To do >> Copy exactly the last part of the entries, starting from the line with "Read all visible content and emit it as JSON." and including the final line.

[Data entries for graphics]
#####
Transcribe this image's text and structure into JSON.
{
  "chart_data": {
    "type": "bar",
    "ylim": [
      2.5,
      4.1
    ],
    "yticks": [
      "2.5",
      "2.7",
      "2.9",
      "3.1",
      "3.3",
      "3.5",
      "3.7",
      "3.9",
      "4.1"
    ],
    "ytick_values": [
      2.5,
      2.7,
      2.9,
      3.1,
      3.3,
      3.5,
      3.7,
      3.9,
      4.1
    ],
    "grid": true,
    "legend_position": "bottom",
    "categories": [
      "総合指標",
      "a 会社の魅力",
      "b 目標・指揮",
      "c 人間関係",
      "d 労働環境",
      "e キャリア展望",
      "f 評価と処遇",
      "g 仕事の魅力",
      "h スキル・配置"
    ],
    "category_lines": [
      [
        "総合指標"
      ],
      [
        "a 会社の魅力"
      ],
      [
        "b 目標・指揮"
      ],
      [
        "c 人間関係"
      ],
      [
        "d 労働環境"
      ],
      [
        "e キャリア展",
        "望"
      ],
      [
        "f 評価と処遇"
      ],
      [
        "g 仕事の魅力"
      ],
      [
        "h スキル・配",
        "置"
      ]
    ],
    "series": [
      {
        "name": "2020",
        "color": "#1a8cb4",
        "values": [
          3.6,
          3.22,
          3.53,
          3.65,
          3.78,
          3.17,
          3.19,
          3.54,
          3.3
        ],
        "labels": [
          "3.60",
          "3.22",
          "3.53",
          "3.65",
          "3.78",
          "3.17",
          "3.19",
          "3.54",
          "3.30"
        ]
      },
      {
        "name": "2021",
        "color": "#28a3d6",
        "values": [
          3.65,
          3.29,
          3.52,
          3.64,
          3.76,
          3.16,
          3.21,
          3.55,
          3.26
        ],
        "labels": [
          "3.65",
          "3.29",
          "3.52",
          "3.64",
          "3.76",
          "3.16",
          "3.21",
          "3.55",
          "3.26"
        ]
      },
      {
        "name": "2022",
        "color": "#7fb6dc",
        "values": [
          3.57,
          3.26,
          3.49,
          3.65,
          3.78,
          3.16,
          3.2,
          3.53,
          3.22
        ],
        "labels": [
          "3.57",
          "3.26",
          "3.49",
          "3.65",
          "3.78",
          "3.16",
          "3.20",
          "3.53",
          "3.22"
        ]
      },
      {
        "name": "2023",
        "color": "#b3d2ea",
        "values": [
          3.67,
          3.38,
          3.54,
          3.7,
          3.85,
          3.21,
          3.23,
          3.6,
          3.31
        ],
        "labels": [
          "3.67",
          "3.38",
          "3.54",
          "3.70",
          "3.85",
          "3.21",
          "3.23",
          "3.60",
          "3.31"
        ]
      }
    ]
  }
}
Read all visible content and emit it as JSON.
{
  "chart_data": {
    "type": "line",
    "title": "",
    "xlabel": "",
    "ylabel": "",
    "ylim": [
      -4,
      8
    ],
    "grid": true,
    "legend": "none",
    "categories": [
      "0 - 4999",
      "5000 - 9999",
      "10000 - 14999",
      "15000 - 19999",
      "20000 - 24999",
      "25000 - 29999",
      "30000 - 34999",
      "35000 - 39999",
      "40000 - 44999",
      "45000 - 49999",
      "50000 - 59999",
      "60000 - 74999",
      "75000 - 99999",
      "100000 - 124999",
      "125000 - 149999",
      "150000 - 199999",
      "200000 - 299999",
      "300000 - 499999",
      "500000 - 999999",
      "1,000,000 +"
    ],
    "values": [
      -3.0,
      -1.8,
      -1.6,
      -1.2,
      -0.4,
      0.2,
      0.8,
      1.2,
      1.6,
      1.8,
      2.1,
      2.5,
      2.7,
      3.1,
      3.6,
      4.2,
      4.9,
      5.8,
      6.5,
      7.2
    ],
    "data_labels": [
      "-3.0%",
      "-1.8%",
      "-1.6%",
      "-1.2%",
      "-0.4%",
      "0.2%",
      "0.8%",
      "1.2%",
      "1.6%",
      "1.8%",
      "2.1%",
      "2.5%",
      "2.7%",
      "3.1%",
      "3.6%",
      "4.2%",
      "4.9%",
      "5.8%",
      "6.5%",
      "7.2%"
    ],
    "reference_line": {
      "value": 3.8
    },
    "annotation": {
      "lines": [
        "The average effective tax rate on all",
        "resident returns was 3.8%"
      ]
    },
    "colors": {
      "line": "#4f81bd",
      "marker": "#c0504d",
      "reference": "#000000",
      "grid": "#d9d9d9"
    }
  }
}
#####
Result of the exercise >>
Read all visible content and emit it as JSON.
{
  "chart_data": {
    "type": "line",
    "title": "",
    "xlabel": "",
    "ylabel": "",
    "ylim": [
      -4,
      8
    ],
    "grid": true,
    "legend": "none",
    "categories": [
      "0 - 4999",
      "5000 - 9999",
      "10000 - 14999",
      "15000 - 19999",
      "20000 - 24999",
      "25000 - 29999",
      "30000 - 34999",
      "35000 - 39999",
      "40000 - 44999",
      "45000 - 49999",
      "50000 - 59999",
      "60000 - 74999",
      "75000 - 99999",
      "100000 - 124999",
      "125000 - 149999",
      "150000 - 199999",
      "200000 - 299999",
      "300000 - 499999",
      "500000 - 999999",
      "1,000,000 +"
    ],
    "values": [
      -3.0,
      -1.8,
      -1.6,
      -1.2,
      -0.4,
      0.2,
      0.8,
      1.2,
      1.6,
      1.8,
      2.1,
      2.5,
      2.7,
      3.1,
      3.6,
      4.2,
      4.9,
      5.8,
      6.5,
      7.2
    ],
    "data_labels": [
      "-3.0%",
      "-1.8%",
      "-1.6%",
      "-1.2%",
      "-0.4%",
      "0.2%",
      "0.8%",
      "1.2%",
      "1.6%",
      "1.8%",
      "2.1%",
      "2.5%",
      "2.7%",
      "3.1%",
      "3.6%",
      "4.2%",
      "4.9%",
      "5.8%",
      "6.5%",
      "7.2%"
    ],
    "reference_line": {
      "value": 3.8
    },
    "annotation": {
      "lines": [
        "The average effective tax rate on all",
        "resident returns was 3.8%"
      ]
    },
    "colors": {
      "line": "#4f81bd",
      "marker": "#c0504d",
      "reference": "#000000",
      "grid": "#d9d9d9"
    }
  }
}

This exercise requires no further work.